● **THE REQUEST**
Go through the listing below and gather every line with the word "classification".

● **RECORDS SHOWN**
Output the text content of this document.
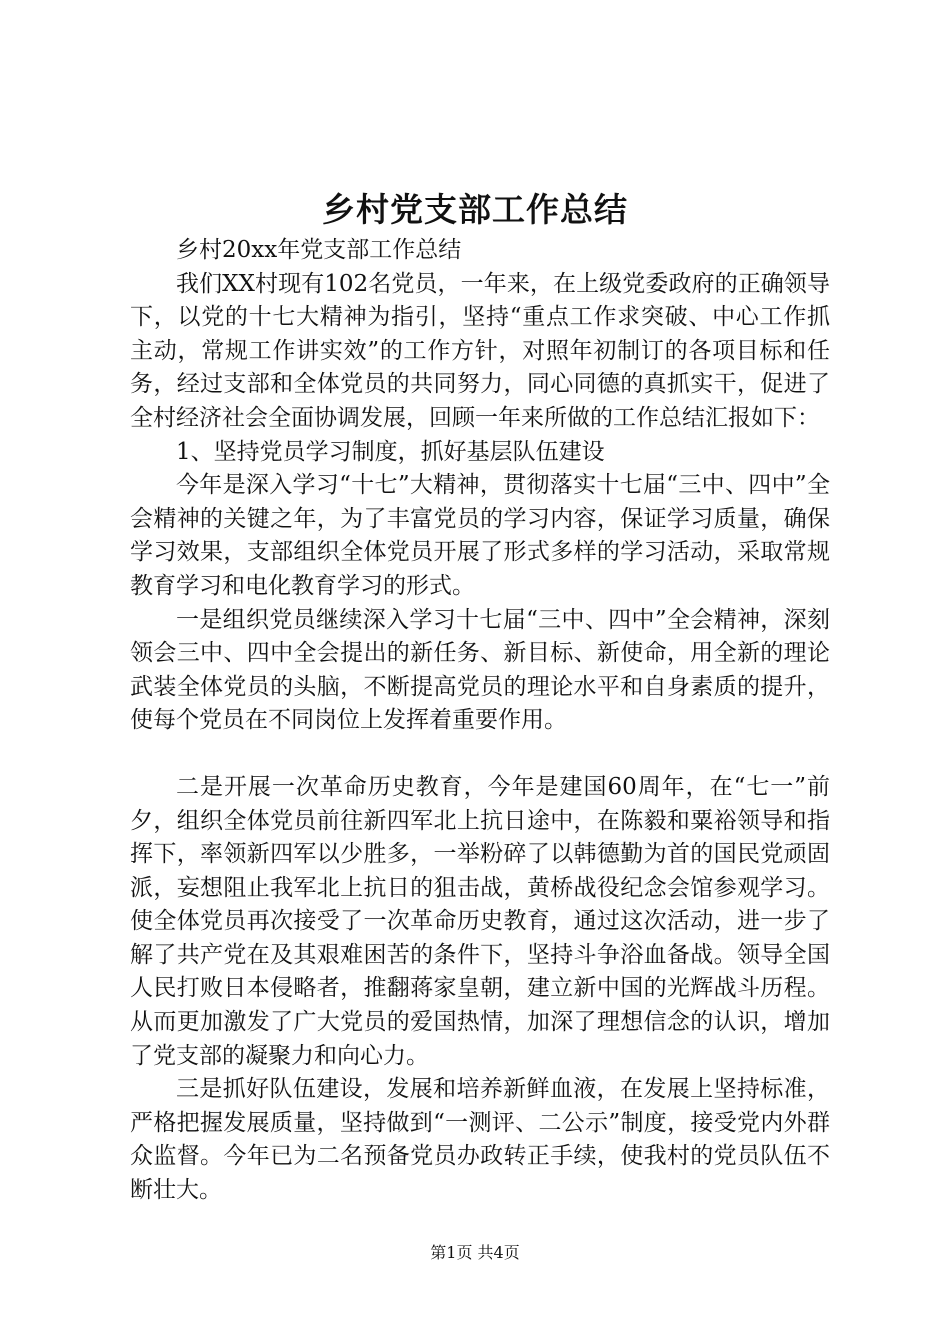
乡村党支部工作总结

乡村20xx年党支部工作总结

我们XX村现有102名党员，一年来，在上级党委政府的正确领导下，以党的十七大精神为指引，坚持“重点工作求突破、中心工作抓主动，常规工作讲实效”的工作方针，对照年初制订的各项目标和任务，经过支部和全体党员的共同努力，同心同德的真抓实干，促进了全村经济社会全面协调发展，回顾一年来所做的工作总结汇报如下：

1、坚持党员学习制度，抓好基层队伍建设

今年是深入学习“十七”大精神，贯彻落实十七届“三中、四中”全会精神的关键之年，为了丰富党员的学习内容，保证学习质量，确保学习效果，支部组织全体党员开展了形式多样的学习活动，采取常规教育学习和电化教育学习的形式。

一是组织党员继续深入学习十七届“三中、四中”全会精神，深刻领会三中、四中全会提出的新任务、新目标、新使命，用全新的理论武装全体党员的头脑，不断提高党员的理论水平和自身素质的提升，使每个党员在不同岗位上发挥着重要作用。

二是开展一次革命历史教育，今年是建国60周年，在“七一”前夕，组织全体党员前往新四军北上抗日途中，在陈毅和粟裕领导和指挥下，率领新四军以少胜多，一举粉碎了以韩德勤为首的国民党顽固派，妄想阻止我军北上抗日的狙击战，黄桥战役纪念会馆参观学习。使全体党员再次接受了一次革命历史教育，通过这次活动，进一步了解了共产党在及其艰难困苦的条件下，坚持斗争浴血备战。领导全国人民打败日本侵略者，推翻蒋家皇朝，建立新中国的光辉战斗历程。从而更加激发了广大党员的爱国热情，加深了理想信念的认识，增加了党支部的凝聚力和向心力。

三是抓好队伍建设，发展和培养新鲜血液，在发展上坚持标准，严格把握发展质量，坚持做到“一测评、二公示”制度，接受党内外群众监督。今年已为二名预备党员办政转正手续，使我村的党员队伍不断壮大。

第1页 共4页
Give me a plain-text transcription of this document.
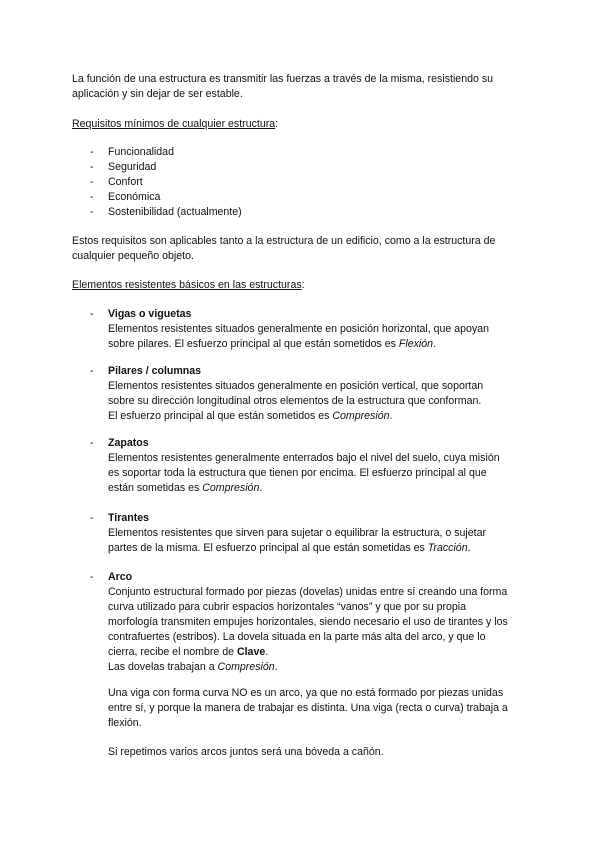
La función de una estructura es transmitir las fuerzas a través de la misma, resistiendo su
aplicación y sin dejar de ser estable.
Requisitos mínimos de cualquier estructura:
- Funcionalidad
- Seguridad
- Confort
- Económica
- Sostenibilidad (actualmente)
Estos requisitos son aplicables tanto a la estructura de un edificio, como a la estructura de
cualquier pequeño objeto.
Elementos resistentes básicos en las estructuras:
- Vigas o viguetas
Elementos resistentes situados generalmente en posición horizontal, que apoyan
sobre pilares. El esfuerzo principal al que están sometidos es Flexión.
- Pilares / columnas
Elementos resistentes situados generalmente en posición vertical, que soportan
sobre su dirección longitudinal otros elementos de la estructura que conforman.
El esfuerzo principal al que están sometidos es Compresión.
- Zapatos
Elementos resistentes generalmente enterrados bajo el nivel del suelo, cuya misión
es soportar toda la estructura que tienen por encima. El esfuerzo principal al que
están sometidas es Compresión.
- Tirantes
Elementos resistentes que sirven para sujetar o equilibrar la estructura, o sujetar
partes de la misma. El esfuerzo principal al que están sometidas es Tracción.
- Arco
Conjunto estructural formado por piezas (dovelas) unidas entre sí creando una forma
curva utilizado para cubrir espacios horizontales “vanos” y que por su propia
morfología transmiten empujes horizontales, siendo necesario el uso de tirantes y los
contrafuertes (estribos). La dovela situada en la parte más alta del arco, y que lo
cierra, recibe el nombre de Clave.
Las dovelas trabajan a Compresión.
Una viga con forma curva NO es un arco, ya que no está formado por piezas unidas
entre sí, y porque la manera de trabajar es distinta. Una viga (recta o curva) trabaja a
flexión.
Si repetimos varios arcos juntos será una bóveda a cañón.
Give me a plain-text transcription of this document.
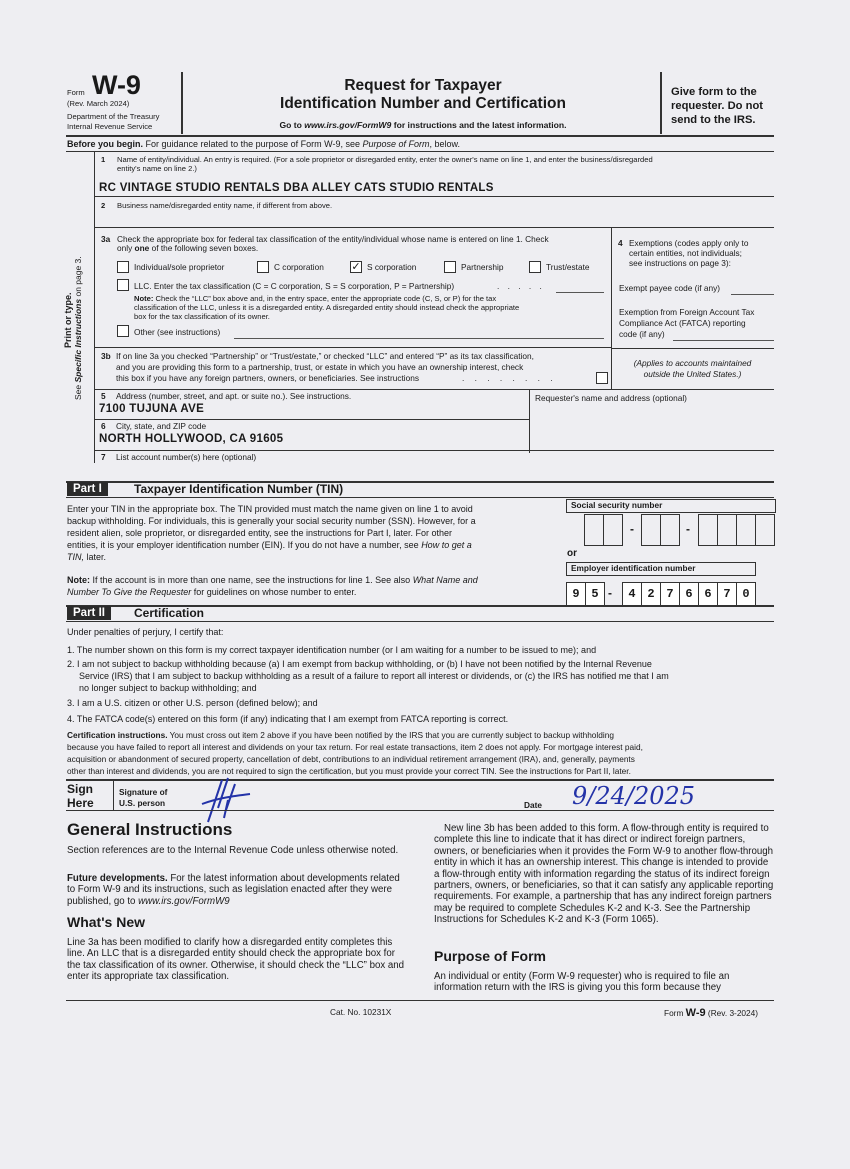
Form W-9
(Rev. March 2024)
Department of the Treasury
Internal Revenue Service
Request for Taxpayer
Identification Number and Certification
Go to www.irs.gov/FormW9 for instructions and the latest information.
Give form to the
requester. Do not
send to the IRS.
Before you begin. For guidance related to the purpose of Form W-9, see Purpose of Form, below.
Print or type.
See Specific Instructions on page 3.
1 Name of entity/individual. An entry is required. (For a sole proprietor or disregarded entity, enter the owner's name on line 1, and enter the business/disregarded
entity's name on line 2.)
RC VINTAGE STUDIO RENTALS DBA ALLEY CATS STUDIO RENTALS
2 Business name/disregarded entity name, if different from above.
3a Check the appropriate box for federal tax classification of the entity/individual whose name is entered on line 1. Check
only one of the following seven boxes.
Individual/sole proprietor	C corporation	✓ S corporation	Partnership	Trust/estate
LLC. Enter the tax classification (C = C corporation, S = S corporation, P = Partnership)	. . . . .
Note: Check the “LLC” box above and, in the entry space, enter the appropriate code (C, S, or P) for the tax
classification of the LLC, unless it is a disregarded entity. A disregarded entity should instead check the appropriate
box for the tax classification of its owner.
Other (see instructions)
4 Exemptions (codes apply only to
certain entities, not individuals;
see instructions on page 3):
Exempt payee code (if any)
Exemption from Foreign Account Tax
Compliance Act (FATCA) reporting
code (if any)
(Applies to accounts maintained
outside the United States.)
3b If on line 3a you checked “Partnership” or “Trust/estate,” or checked “LLC” and entered “P” as its tax classification,
and you are providing this form to a partnership, trust, or estate in which you have an ownership interest, check
this box if you have any foreign partners, owners, or beneficiaries. See instructions	. . . . . . . .
5 Address (number, street, and apt. or suite no.). See instructions.
7100 TUJUNA AVE
Requester's name and address (optional)
6 City, state, and ZIP code
NORTH HOLLYWOOD, CA 91605
7 List account number(s) here (optional)
Part I	Taxpayer Identification Number (TIN)
Enter your TIN in the appropriate box. The TIN provided must match the name given on line 1 to avoid
backup withholding. For individuals, this is generally your social security number (SSN). However, for a
resident alien, sole proprietor, or disregarded entity, see the instructions for Part I, later. For other
entities, it is your employer identification number (EIN). If you do not have a number, see How to get a
TIN, later.
Note: If the account is in more than one name, see the instructions for line 1. See also What Name and
Number To Give the Requester for guidelines on whose number to enter.
Social security number
-	-
or
Employer identification number
9 5 -	4 2 7 6 6 7 0
Part II	Certification
Under penalties of perjury, I certify that:
1. The number shown on this form is my correct taxpayer identification number (or I am waiting for a number to be issued to me); and
2. I am not subject to backup withholding because (a) I am exempt from backup withholding, or (b) I have not been notified by the Internal Revenue
Service (IRS) that I am subject to backup withholding as a result of a failure to report all interest or dividends, or (c) the IRS has notified me that I am
no longer subject to backup withholding; and
3. I am a U.S. citizen or other U.S. person (defined below); and
4. The FATCA code(s) entered on this form (if any) indicating that I am exempt from FATCA reporting is correct.
Certification instructions. You must cross out item 2 above if you have been notified by the IRS that you are currently subject to backup withholding
because you have failed to report all interest and dividends on your tax return. For real estate transactions, item 2 does not apply. For mortgage interest paid,
acquisition or abandonment of secured property, cancellation of debt, contributions to an individual retirement arrangement (IRA), and, generally, payments
other than interest and dividends, you are not required to sign the certification, but you must provide your correct TIN. See the instructions for Part II, later.
Sign
Here
Signature of
U.S. person	Date 9/24/2025
General Instructions
Section references are to the Internal Revenue Code unless otherwise noted.
Future developments. For the latest information about developments related to Form W-9 and its instructions, such as legislation enacted after they were published, go to www.irs.gov/FormW9
What's New
Line 3a has been modified to clarify how a disregarded entity completes this line. An LLC that is a disregarded entity should check the appropriate box for the tax classification of its owner. Otherwise, it should check the “LLC” box and enter its appropriate tax classification.
New line 3b has been added to this form. A flow-through entity is required to complete this line to indicate that it has direct or indirect foreign partners, owners, or beneficiaries when it provides the Form W-9 to another flow-through entity in which it has an ownership interest. This change is intended to provide a flow-through entity with information regarding the status of its indirect foreign partners, owners, or beneficiaries, so that it can satisfy any applicable reporting requirements. For example, a partnership that has any indirect foreign partners may be required to complete Schedules K-2 and K-3. See the Partnership Instructions for Schedules K-2 and K-3 (Form 1065).
Purpose of Form
An individual or entity (Form W-9 requester) who is required to file an information return with the IRS is giving you this form because they
Cat. No. 10231X	Form W-9 (Rev. 3-2024)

● **ANSWER IN FULL**
3a Check the appropriate box for federal tax classification of the entity/individual whose name is entered on line 1. Check
LLC. Enter the tax classification (C = C corporation, S = S corporation, P = Partnership)	. . . . .
classification of the LLC, unless it is a disregarded entity. A disregarded entity should instead check the appropriate
box for the tax classification of its owner.
3b If on line 3a you checked “Partnership” or “Trust/estate,” or checked “LLC” and entered “P” as its tax classification,
Line 3a has been modified to clarify how a disregarded entity completes this line. An LLC that is a disregarded entity should check the appropriate box for the tax classification of its owner. Otherwise, it should check the “LLC” box and enter its appropriate tax classification.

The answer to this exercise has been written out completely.